## What this task involves
Return all entries word for word, but drop any images.

## Supplied data
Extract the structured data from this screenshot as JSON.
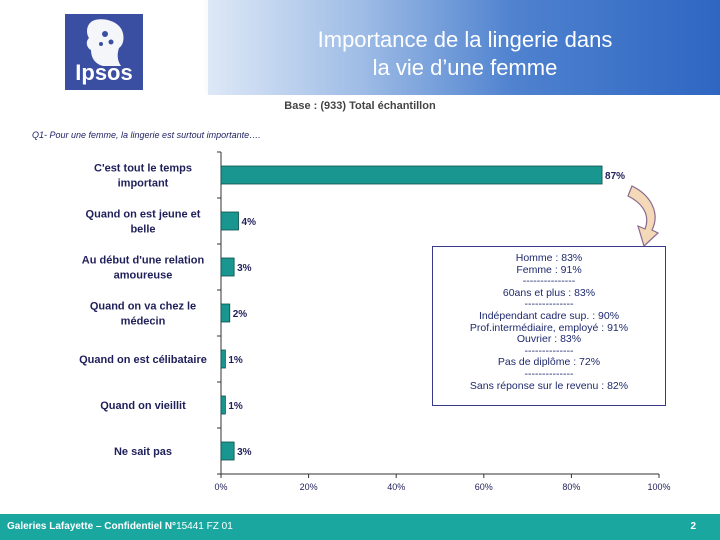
{
  "header": {
    "logo_text": "Ipsos",
    "title_line1": "Importance de la lingerie dans",
    "title_line2": "la vie d’une femme"
  },
  "base_text": "Base : (933) Total  échantillon",
  "question_text": "Q1- Pour une femme, la lingerie est surtout importante….",
  "chart_data": {
    "type": "bar",
    "orientation": "horizontal",
    "categories": [
      [
        "C'est tout le temps",
        "important"
      ],
      [
        "Quand on est jeune et",
        "belle"
      ],
      [
        "Au début d'une relation",
        "amoureuse"
      ],
      [
        "Quand on va chez le",
        "médecin"
      ],
      [
        "Quand on est célibataire"
      ],
      [
        "Quand on vieillit"
      ],
      [
        "Ne sait pas"
      ]
    ],
    "values": [
      87,
      4,
      3,
      2,
      1,
      1,
      3
    ],
    "value_labels": [
      "87%",
      "4%",
      "3%",
      "2%",
      "1%",
      "1%",
      "3%"
    ],
    "xlim": [
      0,
      100
    ],
    "x_ticks": [
      "0%",
      "20%",
      "40%",
      "60%",
      "80%",
      "100%"
    ],
    "bar_color": "#1a9690",
    "grid": false
  },
  "note_box": {
    "lines": [
      "Homme : 83%",
      "Femme : 91%",
      "---------------",
      "60ans et plus : 83%",
      "--------------",
      "Indépendant cadre sup. : 90%",
      "Prof.intermédiaire, employé : 91%",
      "Ouvrier : 83%",
      "--------------",
      "Pas de diplôme : 72%",
      "--------------",
      "Sans réponse sur le revenu : 82%"
    ]
  },
  "footer": {
    "text_bold": "Galeries Lafayette – Confidentiel N°",
    "text_normal": "15441 FZ 01",
    "page_number": "2"
  },
  "colors": {
    "footer_bg": "#1aa7a0",
    "arrow_fill": "#f3d9b8",
    "arrow_stroke": "#8b6a8f"
  }
}
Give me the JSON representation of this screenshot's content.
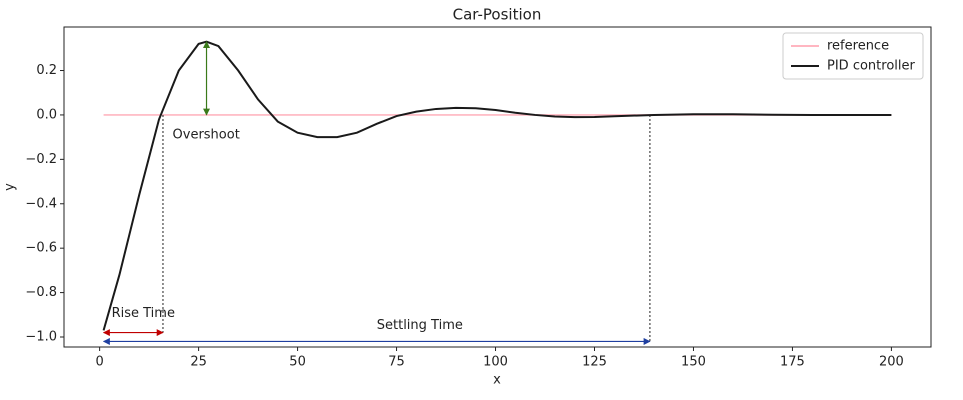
{
  "chart_data": {
    "type": "line",
    "title": "Car-Position",
    "x_label": "x",
    "y_label": "y",
    "xlim": [
      -9,
      210
    ],
    "ylim": [
      -1.045,
      0.396
    ],
    "xticks": [
      0,
      25,
      50,
      75,
      100,
      125,
      150,
      175,
      200
    ],
    "yticks": [
      {
        "value": -1.0,
        "label": "−1.0"
      },
      {
        "value": -0.8,
        "label": "−0.8"
      },
      {
        "value": -0.6,
        "label": "−0.6"
      },
      {
        "value": -0.4,
        "label": "−0.4"
      },
      {
        "value": -0.2,
        "label": "−0.2"
      },
      {
        "value": 0,
        "label": "0.0"
      },
      0.2
    ],
    "legend": "upper right",
    "series": [
      {
        "name": "reference",
        "color": "#ffb6c1",
        "x": [
          1,
          200
        ],
        "values": [
          0,
          0
        ]
      },
      {
        "name": "PID controller",
        "color": "#1a1a1a",
        "x": [
          1,
          5,
          10,
          15,
          20,
          25,
          27,
          30,
          35,
          40,
          45,
          50,
          55,
          60,
          65,
          70,
          75,
          80,
          85,
          90,
          95,
          100,
          105,
          110,
          115,
          120,
          125,
          130,
          140,
          150,
          160,
          170,
          180,
          200
        ],
        "values": [
          -0.97,
          -0.72,
          -0.36,
          -0.02,
          0.2,
          0.32,
          0.33,
          0.31,
          0.2,
          0.07,
          -0.03,
          -0.08,
          -0.1,
          -0.1,
          -0.08,
          -0.04,
          -0.005,
          0.015,
          0.027,
          0.032,
          0.03,
          0.022,
          0.01,
          0.0,
          -0.007,
          -0.01,
          -0.009,
          -0.006,
          0.0,
          0.003,
          0.003,
          0.001,
          0.0,
          0.0
        ]
      }
    ],
    "annotations": [
      {
        "text": "Overshoot",
        "color": "#3a7a1a",
        "x": [
          27,
          27
        ],
        "y": [
          0,
          0.33
        ]
      },
      {
        "text": "Rise Time",
        "color": "#c00000",
        "x": [
          1,
          16
        ],
        "y": [
          -0.98,
          -0.98
        ]
      },
      {
        "text": "Settling Time",
        "color": "#1f3fa0",
        "x": [
          1,
          139
        ],
        "y": [
          -1.02,
          -1.02
        ]
      }
    ]
  }
}
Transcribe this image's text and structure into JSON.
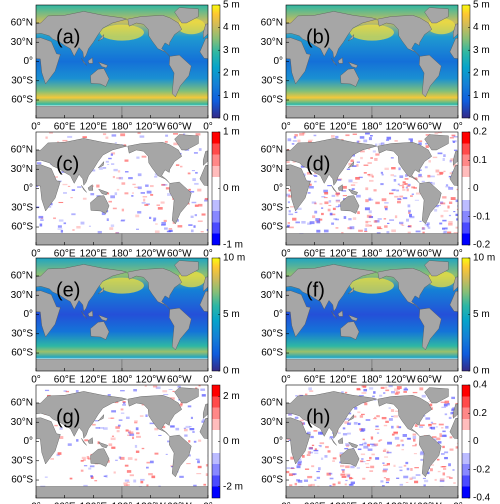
{
  "latlim": [
    -88,
    88
  ],
  "lonlim": [
    0,
    360
  ],
  "lat_ticks": [
    {
      "value": 60,
      "label": "60°N"
    },
    {
      "value": 30,
      "label": "30°N"
    },
    {
      "value": 0,
      "label": "0°"
    },
    {
      "value": -30,
      "label": "30°S"
    },
    {
      "value": -60,
      "label": "60°S"
    }
  ],
  "lon_ticks": [
    {
      "value": 0,
      "label": "0°"
    },
    {
      "value": 60,
      "label": "60°E"
    },
    {
      "value": 120,
      "label": "120°E"
    },
    {
      "value": 180,
      "label": "180°"
    },
    {
      "value": 240,
      "label": "120°W"
    },
    {
      "value": 300,
      "label": "60°W"
    },
    {
      "value": 360,
      "label": "0°"
    }
  ],
  "panels": [
    {
      "label": "(a)",
      "colormap": "sequential",
      "lim": [
        0,
        5
      ],
      "ticks": [
        {
          "value": 5,
          "label": "5 m"
        },
        {
          "value": 4,
          "label": "4 m"
        },
        {
          "value": 3,
          "label": "3 m"
        },
        {
          "value": 2,
          "label": "2 m"
        },
        {
          "value": 1,
          "label": "1 m"
        },
        {
          "value": 0,
          "label": "0 m"
        }
      ]
    },
    {
      "label": "(b)",
      "colormap": "sequential",
      "lim": [
        0,
        5
      ],
      "ticks": [
        {
          "value": 5,
          "label": "5 m"
        },
        {
          "value": 4,
          "label": "4 m"
        },
        {
          "value": 3,
          "label": "3 m"
        },
        {
          "value": 2,
          "label": "2 m"
        },
        {
          "value": 1,
          "label": "1 m"
        },
        {
          "value": 0,
          "label": "0 m"
        }
      ]
    },
    {
      "label": "(c)",
      "colormap": "diverging",
      "lim": [
        -1,
        1
      ],
      "ticks": [
        {
          "value": 1,
          "label": "1 m"
        },
        {
          "value": 0,
          "label": "0 m"
        },
        {
          "value": -1,
          "label": "-1 m"
        }
      ]
    },
    {
      "label": "(d)",
      "colormap": "diverging",
      "lim": [
        -0.2,
        0.2
      ],
      "ticks": [
        0.2,
        0.1,
        0,
        -0.1,
        -0.2
      ]
    },
    {
      "label": "(e)",
      "colormap": "sequential",
      "lim": [
        0,
        10
      ],
      "ticks": [
        {
          "value": 10,
          "label": "10 m"
        },
        {
          "value": 5,
          "label": "5 m"
        },
        {
          "value": 0,
          "label": "0 m"
        }
      ]
    },
    {
      "label": "(f)",
      "colormap": "sequential",
      "lim": [
        0,
        10
      ],
      "ticks": [
        {
          "value": 10,
          "label": "10 m"
        },
        {
          "value": 5,
          "label": "5 m"
        },
        {
          "value": 0,
          "label": "0 m"
        }
      ]
    },
    {
      "label": "(g)",
      "colormap": "diverging",
      "lim": [
        -2.5,
        2.5
      ],
      "ticks": [
        {
          "value": 2,
          "label": "2 m"
        },
        {
          "value": 0,
          "label": "0 m"
        },
        {
          "value": -2,
          "label": "-2 m"
        }
      ]
    },
    {
      "label": "(h)",
      "colormap": "diverging",
      "lim": [
        -0.4,
        0.4
      ],
      "ticks": [
        0.4,
        0.2,
        0,
        -0.2,
        -0.4
      ]
    }
  ]
}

## In response
Extract the structured data from this screenshot as JSON.
{
  "header": {
    "logo_text": "Ipsos",
    "title_line1": "Importance de la lingerie dans",
    "title_line2": "la vie d’une femme"
  },
  "base_text": "Base : (933) Total  échantillon",
  "question_text": "Q1- Pour une femme, la lingerie est surtout importante….",
  "chart_data": {
    "type": "bar",
    "orientation": "horizontal",
    "categories": [
      [
        "C'est tout le temps",
        "important"
      ],
      [
        "Quand on est jeune et",
        "belle"
      ],
      [
        "Au début d'une relation",
        "amoureuse"
      ],
      [
        "Quand on va chez le",
        "médecin"
      ],
      [
        "Quand on est célibataire"
      ],
      [
        "Quand on vieillit"
      ],
      [
        "Ne sait pas"
      ]
    ],
    "values": [
      87,
      4,
      3,
      2,
      1,
      1,
      3
    ],
    "value_labels": [
      "87%",
      "4%",
      "3%",
      "2%",
      "1%",
      "1%",
      "3%"
    ],
    "xlim": [
      0,
      100
    ],
    "x_ticks": [
      "0%",
      "20%",
      "40%",
      "60%",
      "80%",
      "100%"
    ],
    "bar_color": "#1a9690",
    "grid": false
  },
  "note_box": {
    "lines": [
      "Homme : 83%",
      "Femme : 91%",
      "---------------",
      "60ans et plus : 83%",
      "--------------",
      "Indépendant cadre sup. : 90%",
      "Prof.intermédiaire, employé : 91%",
      "Ouvrier : 83%",
      "--------------",
      "Pas de diplôme : 72%",
      "--------------",
      "Sans réponse sur le revenu : 82%"
    ]
  },
  "footer": {
    "text_bold": "Galeries Lafayette – Confidentiel N°",
    "text_normal": "15441 FZ 01",
    "page_number": "2"
  },
  "colors": {
    "footer_bg": "#1aa7a0",
    "arrow_fill": "#f3d9b8",
    "arrow_stroke": "#8b6a8f"
  }
}
Give me the JSON representation of this screenshot's content.
{
  "chart_data": {
    "type": "line",
    "title": "Car-Position",
    "x_label": "x",
    "y_label": "y",
    "xlim": [
      -9,
      210
    ],
    "ylim": [
      -1.045,
      0.396
    ],
    "xticks": [
      0,
      25,
      50,
      75,
      100,
      125,
      150,
      175,
      200
    ],
    "yticks": [
      {
        "value": -1.0,
        "label": "−1.0"
      },
      {
        "value": -0.8,
        "label": "−0.8"
      },
      {
        "value": -0.6,
        "label": "−0.6"
      },
      {
        "value": -0.4,
        "label": "−0.4"
      },
      {
        "value": -0.2,
        "label": "−0.2"
      },
      {
        "value": 0,
        "label": "0.0"
      },
      0.2
    ],
    "legend": "upper right",
    "series": [
      {
        "name": "reference",
        "color": "#ffb6c1",
        "x": [
          1,
          200
        ],
        "values": [
          0,
          0
        ]
      },
      {
        "name": "PID controller",
        "color": "#1a1a1a",
        "x": [
          1,
          5,
          10,
          15,
          20,
          25,
          27,
          30,
          35,
          40,
          45,
          50,
          55,
          60,
          65,
          70,
          75,
          80,
          85,
          90,
          95,
          100,
          105,
          110,
          115,
          120,
          125,
          130,
          140,
          150,
          160,
          170,
          180,
          200
        ],
        "values": [
          -0.97,
          -0.72,
          -0.36,
          -0.02,
          0.2,
          0.32,
          0.33,
          0.31,
          0.2,
          0.07,
          -0.03,
          -0.08,
          -0.1,
          -0.1,
          -0.08,
          -0.04,
          -0.005,
          0.015,
          0.027,
          0.032,
          0.03,
          0.022,
          0.01,
          0.0,
          -0.007,
          -0.01,
          -0.009,
          -0.006,
          0.0,
          0.003,
          0.003,
          0.001,
          0.0,
          0.0
        ]
      }
    ],
    "annotations": [
      {
        "text": "Overshoot",
        "color": "#3a7a1a",
        "x": [
          27,
          27
        ],
        "y": [
          0,
          0.33
        ]
      },
      {
        "text": "Rise Time",
        "color": "#c00000",
        "x": [
          1,
          16
        ],
        "y": [
          -0.98,
          -0.98
        ]
      },
      {
        "text": "Settling Time",
        "color": "#1f3fa0",
        "x": [
          1,
          139
        ],
        "y": [
          -1.02,
          -1.02
        ]
      }
    ]
  }
}
Transcribe this image's text and structure into JSON.
{
  "latlim": [
    -88,
    88
  ],
  "lonlim": [
    0,
    360
  ],
  "lat_ticks": [
    {
      "value": 60,
      "label": "60°N"
    },
    {
      "value": 30,
      "label": "30°N"
    },
    {
      "value": 0,
      "label": "0°"
    },
    {
      "value": -30,
      "label": "30°S"
    },
    {
      "value": -60,
      "label": "60°S"
    }
  ],
  "lon_ticks": [
    {
      "value": 0,
      "label": "0°"
    },
    {
      "value": 60,
      "label": "60°E"
    },
    {
      "value": 120,
      "label": "120°E"
    },
    {
      "value": 180,
      "label": "180°"
    },
    {
      "value": 240,
      "label": "120°W"
    },
    {
      "value": 300,
      "label": "60°W"
    },
    {
      "value": 360,
      "label": "0°"
    }
  ],
  "panels": [
    {
      "label": "(a)",
      "colormap": "sequential",
      "lim": [
        0,
        5
      ],
      "ticks": [
        {
          "value": 5,
          "label": "5 m"
        },
        {
          "value": 4,
          "label": "4 m"
        },
        {
          "value": 3,
          "label": "3 m"
        },
        {
          "value": 2,
          "label": "2 m"
        },
        {
          "value": 1,
          "label": "1 m"
        },
        {
          "value": 0,
          "label": "0 m"
        }
      ]
    },
    {
      "label": "(b)",
      "colormap": "sequential",
      "lim": [
        0,
        5
      ],
      "ticks": [
        {
          "value": 5,
          "label": "5 m"
        },
        {
          "value": 4,
          "label": "4 m"
        },
        {
          "value": 3,
          "label": "3 m"
        },
        {
          "value": 2,
          "label": "2 m"
        },
        {
          "value": 1,
          "label": "1 m"
        },
        {
          "value": 0,
          "label": "0 m"
        }
      ]
    },
    {
      "label": "(c)",
      "colormap": "diverging",
      "lim": [
        -1,
        1
      ],
      "ticks": [
        {
          "value": 1,
          "label": "1 m"
        },
        {
          "value": 0,
          "label": "0 m"
        },
        {
          "value": -1,
          "label": "-1 m"
        }
      ]
    },
    {
      "label": "(d)",
      "colormap": "diverging",
      "lim": [
        -0.2,
        0.2
      ],
      "ticks": [
        0.2,
        0.1,
        0,
        -0.1,
        -0.2
      ]
    },
    {
      "label": "(e)",
      "colormap": "sequential",
      "lim": [
        0,
        10
      ],
      "ticks": [
        {
          "value": 10,
          "label": "10 m"
        },
        {
          "value": 5,
          "label": "5 m"
        },
        {
          "value": 0,
          "label": "0 m"
        }
      ]
    },
    {
      "label": "(f)",
      "colormap": "sequential",
      "lim": [
        0,
        10
      ],
      "ticks": [
        {
          "value": 10,
          "label": "10 m"
        },
        {
          "value": 5,
          "label": "5 m"
        },
        {
          "value": 0,
          "label": "0 m"
        }
      ]
    },
    {
      "label": "(g)",
      "colormap": "diverging",
      "lim": [
        -2.5,
        2.5
      ],
      "ticks": [
        {
          "value": 2,
          "label": "2 m"
        },
        {
          "value": 0,
          "label": "0 m"
        },
        {
          "value": -2,
          "label": "-2 m"
        }
      ]
    },
    {
      "label": "(h)",
      "colormap": "diverging",
      "lim": [
        -0.4,
        0.4
      ],
      "ticks": [
        0.4,
        0.2,
        0,
        -0.2,
        -0.4
      ]
    }
  ]
}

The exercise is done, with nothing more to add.